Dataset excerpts

****

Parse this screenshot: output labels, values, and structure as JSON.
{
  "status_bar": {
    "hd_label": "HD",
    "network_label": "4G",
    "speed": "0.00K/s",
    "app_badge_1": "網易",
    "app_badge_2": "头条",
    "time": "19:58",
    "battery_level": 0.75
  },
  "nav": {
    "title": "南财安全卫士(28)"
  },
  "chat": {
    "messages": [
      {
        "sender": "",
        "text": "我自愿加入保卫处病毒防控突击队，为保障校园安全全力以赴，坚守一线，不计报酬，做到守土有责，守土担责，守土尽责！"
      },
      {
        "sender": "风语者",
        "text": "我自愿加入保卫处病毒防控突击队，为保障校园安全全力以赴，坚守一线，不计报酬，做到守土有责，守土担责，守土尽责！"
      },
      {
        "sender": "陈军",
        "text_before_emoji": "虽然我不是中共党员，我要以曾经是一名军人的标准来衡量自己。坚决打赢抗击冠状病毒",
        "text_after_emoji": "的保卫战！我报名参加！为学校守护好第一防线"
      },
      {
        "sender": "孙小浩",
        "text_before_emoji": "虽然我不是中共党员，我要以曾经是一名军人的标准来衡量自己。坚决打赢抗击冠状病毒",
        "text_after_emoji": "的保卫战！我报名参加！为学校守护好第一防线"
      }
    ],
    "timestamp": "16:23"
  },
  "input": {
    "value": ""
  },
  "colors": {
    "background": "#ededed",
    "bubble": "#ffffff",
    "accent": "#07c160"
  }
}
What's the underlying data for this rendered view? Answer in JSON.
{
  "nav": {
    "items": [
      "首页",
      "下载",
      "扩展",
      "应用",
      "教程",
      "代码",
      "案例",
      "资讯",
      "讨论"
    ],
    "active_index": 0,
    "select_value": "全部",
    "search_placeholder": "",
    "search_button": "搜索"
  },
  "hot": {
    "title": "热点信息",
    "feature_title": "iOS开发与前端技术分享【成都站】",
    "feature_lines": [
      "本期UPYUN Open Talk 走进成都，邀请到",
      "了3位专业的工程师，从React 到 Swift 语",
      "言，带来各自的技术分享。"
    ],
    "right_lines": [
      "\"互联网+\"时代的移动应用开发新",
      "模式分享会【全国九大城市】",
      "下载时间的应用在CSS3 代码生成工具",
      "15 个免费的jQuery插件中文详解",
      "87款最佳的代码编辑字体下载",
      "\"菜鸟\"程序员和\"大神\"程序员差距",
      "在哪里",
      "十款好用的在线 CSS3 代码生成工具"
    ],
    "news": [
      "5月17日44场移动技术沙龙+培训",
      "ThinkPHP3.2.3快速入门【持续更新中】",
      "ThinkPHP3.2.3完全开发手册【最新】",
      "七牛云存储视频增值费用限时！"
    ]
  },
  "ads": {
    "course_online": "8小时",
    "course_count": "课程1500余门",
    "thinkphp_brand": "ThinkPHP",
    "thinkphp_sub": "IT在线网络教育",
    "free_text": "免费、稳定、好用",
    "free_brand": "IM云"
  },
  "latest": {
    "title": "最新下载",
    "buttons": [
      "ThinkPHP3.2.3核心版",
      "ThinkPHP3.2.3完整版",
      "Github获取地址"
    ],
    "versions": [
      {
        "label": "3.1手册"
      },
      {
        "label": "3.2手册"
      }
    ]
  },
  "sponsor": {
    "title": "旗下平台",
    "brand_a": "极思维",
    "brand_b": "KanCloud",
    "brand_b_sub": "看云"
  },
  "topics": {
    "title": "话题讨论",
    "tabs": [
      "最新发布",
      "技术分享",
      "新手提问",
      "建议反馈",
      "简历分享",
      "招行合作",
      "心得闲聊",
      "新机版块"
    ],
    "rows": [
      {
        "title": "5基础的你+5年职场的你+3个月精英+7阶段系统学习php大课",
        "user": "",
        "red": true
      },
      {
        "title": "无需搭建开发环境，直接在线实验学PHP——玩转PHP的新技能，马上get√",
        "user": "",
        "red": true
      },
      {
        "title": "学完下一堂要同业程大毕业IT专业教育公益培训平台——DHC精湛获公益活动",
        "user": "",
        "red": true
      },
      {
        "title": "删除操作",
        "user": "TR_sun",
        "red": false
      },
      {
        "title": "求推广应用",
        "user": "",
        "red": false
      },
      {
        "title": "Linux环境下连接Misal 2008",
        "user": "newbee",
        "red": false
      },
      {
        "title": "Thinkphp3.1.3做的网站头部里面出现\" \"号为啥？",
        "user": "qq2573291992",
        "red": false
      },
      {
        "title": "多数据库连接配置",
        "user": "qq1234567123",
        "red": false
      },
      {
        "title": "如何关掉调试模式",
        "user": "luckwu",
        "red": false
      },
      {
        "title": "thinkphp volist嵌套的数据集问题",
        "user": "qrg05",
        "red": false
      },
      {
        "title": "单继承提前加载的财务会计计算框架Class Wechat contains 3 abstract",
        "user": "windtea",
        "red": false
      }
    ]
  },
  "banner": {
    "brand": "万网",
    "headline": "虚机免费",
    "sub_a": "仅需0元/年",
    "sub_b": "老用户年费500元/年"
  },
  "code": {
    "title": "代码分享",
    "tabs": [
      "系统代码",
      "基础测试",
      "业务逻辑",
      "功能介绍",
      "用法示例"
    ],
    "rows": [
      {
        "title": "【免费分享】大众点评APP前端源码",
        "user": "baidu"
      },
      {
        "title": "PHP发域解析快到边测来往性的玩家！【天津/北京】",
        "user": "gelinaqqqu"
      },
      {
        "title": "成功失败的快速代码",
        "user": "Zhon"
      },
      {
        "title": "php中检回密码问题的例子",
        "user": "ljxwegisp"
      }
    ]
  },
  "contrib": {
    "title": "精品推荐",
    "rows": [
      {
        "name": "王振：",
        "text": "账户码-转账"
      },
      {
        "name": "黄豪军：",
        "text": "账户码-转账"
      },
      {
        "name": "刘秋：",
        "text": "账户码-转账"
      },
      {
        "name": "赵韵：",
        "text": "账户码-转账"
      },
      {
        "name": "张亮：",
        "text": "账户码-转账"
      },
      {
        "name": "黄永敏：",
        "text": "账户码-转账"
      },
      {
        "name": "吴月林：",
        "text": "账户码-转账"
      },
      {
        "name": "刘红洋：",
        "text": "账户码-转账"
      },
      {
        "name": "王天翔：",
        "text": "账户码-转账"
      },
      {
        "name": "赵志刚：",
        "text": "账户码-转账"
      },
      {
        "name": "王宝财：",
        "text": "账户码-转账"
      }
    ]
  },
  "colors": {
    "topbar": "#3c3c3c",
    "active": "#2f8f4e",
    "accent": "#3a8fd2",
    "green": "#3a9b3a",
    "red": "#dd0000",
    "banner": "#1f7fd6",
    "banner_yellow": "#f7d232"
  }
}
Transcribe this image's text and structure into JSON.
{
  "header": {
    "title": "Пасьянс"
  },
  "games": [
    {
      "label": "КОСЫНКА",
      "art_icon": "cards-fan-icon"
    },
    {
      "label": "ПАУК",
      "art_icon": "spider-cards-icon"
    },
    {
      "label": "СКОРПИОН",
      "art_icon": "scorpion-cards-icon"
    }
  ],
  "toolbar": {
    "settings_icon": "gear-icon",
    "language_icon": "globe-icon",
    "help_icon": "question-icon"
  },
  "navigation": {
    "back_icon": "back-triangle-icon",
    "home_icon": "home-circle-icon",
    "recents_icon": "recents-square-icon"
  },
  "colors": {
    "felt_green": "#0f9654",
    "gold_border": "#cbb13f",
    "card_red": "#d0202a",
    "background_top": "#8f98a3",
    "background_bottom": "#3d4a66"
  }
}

****

**WRITTEN EXERCISE**:
Extract the entries above verbatim.

**RESPONSE**:
Parse this screenshot: output labels, values, and structure as JSON.
{
  "status_bar": {
    "hd_label": "HD",
    "network_label": "4G",
    "speed": "0.00K/s",
    "app_badge_1": "網易",
    "app_badge_2": "头条",
    "time": "19:58",
    "battery_level": 0.75
  },
  "nav": {
    "title": "南财安全卫士(28)"
  },
  "chat": {
    "messages": [
      {
        "sender": "",
        "text": "我自愿加入保卫处病毒防控突击队，为保障校园安全全力以赴，坚守一线，不计报酬，做到守土有责，守土担责，守土尽责！"
      },
      {
        "sender": "风语者",
        "text": "我自愿加入保卫处病毒防控突击队，为保障校园安全全力以赴，坚守一线，不计报酬，做到守土有责，守土担责，守土尽责！"
      },
      {
        "sender": "陈军",
        "text_before_emoji": "虽然我不是中共党员，我要以曾经是一名军人的标准来衡量自己。坚决打赢抗击冠状病毒",
        "text_after_emoji": "的保卫战！我报名参加！为学校守护好第一防线"
      },
      {
        "sender": "孙小浩",
        "text_before_emoji": "虽然我不是中共党员，我要以曾经是一名军人的标准来衡量自己。坚决打赢抗击冠状病毒",
        "text_after_emoji": "的保卫战！我报名参加！为学校守护好第一防线"
      }
    ],
    "timestamp": "16:23"
  },
  "input": {
    "value": ""
  },
  "colors": {
    "background": "#ededed",
    "bubble": "#ffffff",
    "accent": "#07c160"
  }
}
What's the underlying data for this rendered view? Answer in JSON.
{
  "nav": {
    "items": [
      "首页",
      "下载",
      "扩展",
      "应用",
      "教程",
      "代码",
      "案例",
      "资讯",
      "讨论"
    ],
    "active_index": 0,
    "select_value": "全部",
    "search_placeholder": "",
    "search_button": "搜索"
  },
  "hot": {
    "title": "热点信息",
    "feature_title": "iOS开发与前端技术分享【成都站】",
    "feature_lines": [
      "本期UPYUN Open Talk 走进成都，邀请到",
      "了3位专业的工程师，从React 到 Swift 语",
      "言，带来各自的技术分享。"
    ],
    "right_lines": [
      "\"互联网+\"时代的移动应用开发新",
      "模式分享会【全国九大城市】",
      "下载时间的应用在CSS3 代码生成工具",
      "15 个免费的jQuery插件中文详解",
      "87款最佳的代码编辑字体下载",
      "\"菜鸟\"程序员和\"大神\"程序员差距",
      "在哪里",
      "十款好用的在线 CSS3 代码生成工具"
    ],
    "news": [
      "5月17日44场移动技术沙龙+培训",
      "ThinkPHP3.2.3快速入门【持续更新中】",
      "ThinkPHP3.2.3完全开发手册【最新】",
      "七牛云存储视频增值费用限时！"
    ]
  },
  "ads": {
    "course_online": "8小时",
    "course_count": "课程1500余门",
    "thinkphp_brand": "ThinkPHP",
    "thinkphp_sub": "IT在线网络教育",
    "free_text": "免费、稳定、好用",
    "free_brand": "IM云"
  },
  "latest": {
    "title": "最新下载",
    "buttons": [
      "ThinkPHP3.2.3核心版",
      "ThinkPHP3.2.3完整版",
      "Github获取地址"
    ],
    "versions": [
      {
        "label": "3.1手册"
      },
      {
        "label": "3.2手册"
      }
    ]
  },
  "sponsor": {
    "title": "旗下平台",
    "brand_a": "极思维",
    "brand_b": "KanCloud",
    "brand_b_sub": "看云"
  },
  "topics": {
    "title": "话题讨论",
    "tabs": [
      "最新发布",
      "技术分享",
      "新手提问",
      "建议反馈",
      "简历分享",
      "招行合作",
      "心得闲聊",
      "新机版块"
    ],
    "rows": [
      {
        "title": "5基础的你+5年职场的你+3个月精英+7阶段系统学习php大课",
        "user": "",
        "red": true
      },
      {
        "title": "无需搭建开发环境，直接在线实验学PHP——玩转PHP的新技能，马上get√",
        "user": "",
        "red": true
      },
      {
        "title": "学完下一堂要同业程大毕业IT专业教育公益培训平台——DHC精湛获公益活动",
        "user": "",
        "red": true
      },
      {
        "title": "删除操作",
        "user": "TR_sun",
        "red": false
      },
      {
        "title": "求推广应用",
        "user": "",
        "red": false
      },
      {
        "title": "Linux环境下连接Misal 2008",
        "user": "newbee",
        "red": false
      },
      {
        "title": "Thinkphp3.1.3做的网站头部里面出现\" \"号为啥？",
        "user": "qq2573291992",
        "red": false
      },
      {
        "title": "多数据库连接配置",
        "user": "qq1234567123",
        "red": false
      },
      {
        "title": "如何关掉调试模式",
        "user": "luckwu",
        "red": false
      },
      {
        "title": "thinkphp volist嵌套的数据集问题",
        "user": "qrg05",
        "red": false
      },
      {
        "title": "单继承提前加载的财务会计计算框架Class Wechat contains 3 abstract",
        "user": "windtea",
        "red": false
      }
    ]
  },
  "banner": {
    "brand": "万网",
    "headline": "虚机免费",
    "sub_a": "仅需0元/年",
    "sub_b": "老用户年费500元/年"
  },
  "code": {
    "title": "代码分享",
    "tabs": [
      "系统代码",
      "基础测试",
      "业务逻辑",
      "功能介绍",
      "用法示例"
    ],
    "rows": [
      {
        "title": "【免费分享】大众点评APP前端源码",
        "user": "baidu"
      },
      {
        "title": "PHP发域解析快到边测来往性的玩家！【天津/北京】",
        "user": "gelinaqqqu"
      },
      {
        "title": "成功失败的快速代码",
        "user": "Zhon"
      },
      {
        "title": "php中检回密码问题的例子",
        "user": "ljxwegisp"
      }
    ]
  },
  "contrib": {
    "title": "精品推荐",
    "rows": [
      {
        "name": "王振：",
        "text": "账户码-转账"
      },
      {
        "name": "黄豪军：",
        "text": "账户码-转账"
      },
      {
        "name": "刘秋：",
        "text": "账户码-转账"
      },
      {
        "name": "赵韵：",
        "text": "账户码-转账"
      },
      {
        "name": "张亮：",
        "text": "账户码-转账"
      },
      {
        "name": "黄永敏：",
        "text": "账户码-转账"
      },
      {
        "name": "吴月林：",
        "text": "账户码-转账"
      },
      {
        "name": "刘红洋：",
        "text": "账户码-转账"
      },
      {
        "name": "王天翔：",
        "text": "账户码-转账"
      },
      {
        "name": "赵志刚：",
        "text": "账户码-转账"
      },
      {
        "name": "王宝财：",
        "text": "账户码-转账"
      }
    ]
  },
  "colors": {
    "topbar": "#3c3c3c",
    "active": "#2f8f4e",
    "accent": "#3a8fd2",
    "green": "#3a9b3a",
    "red": "#dd0000",
    "banner": "#1f7fd6",
    "banner_yellow": "#f7d232"
  }
}
Transcribe this image's text and structure into JSON.
{
  "header": {
    "title": "Пасьянс"
  },
  "games": [
    {
      "label": "КОСЫНКА",
      "art_icon": "cards-fan-icon"
    },
    {
      "label": "ПАУК",
      "art_icon": "spider-cards-icon"
    },
    {
      "label": "СКОРПИОН",
      "art_icon": "scorpion-cards-icon"
    }
  ],
  "toolbar": {
    "settings_icon": "gear-icon",
    "language_icon": "globe-icon",
    "help_icon": "question-icon"
  },
  "navigation": {
    "back_icon": "back-triangle-icon",
    "home_icon": "home-circle-icon",
    "recents_icon": "recents-square-icon"
  },
  "colors": {
    "felt_green": "#0f9654",
    "gold_border": "#cbb13f",
    "card_red": "#d0202a",
    "background_top": "#8f98a3",
    "background_bottom": "#3d4a66"
  }
}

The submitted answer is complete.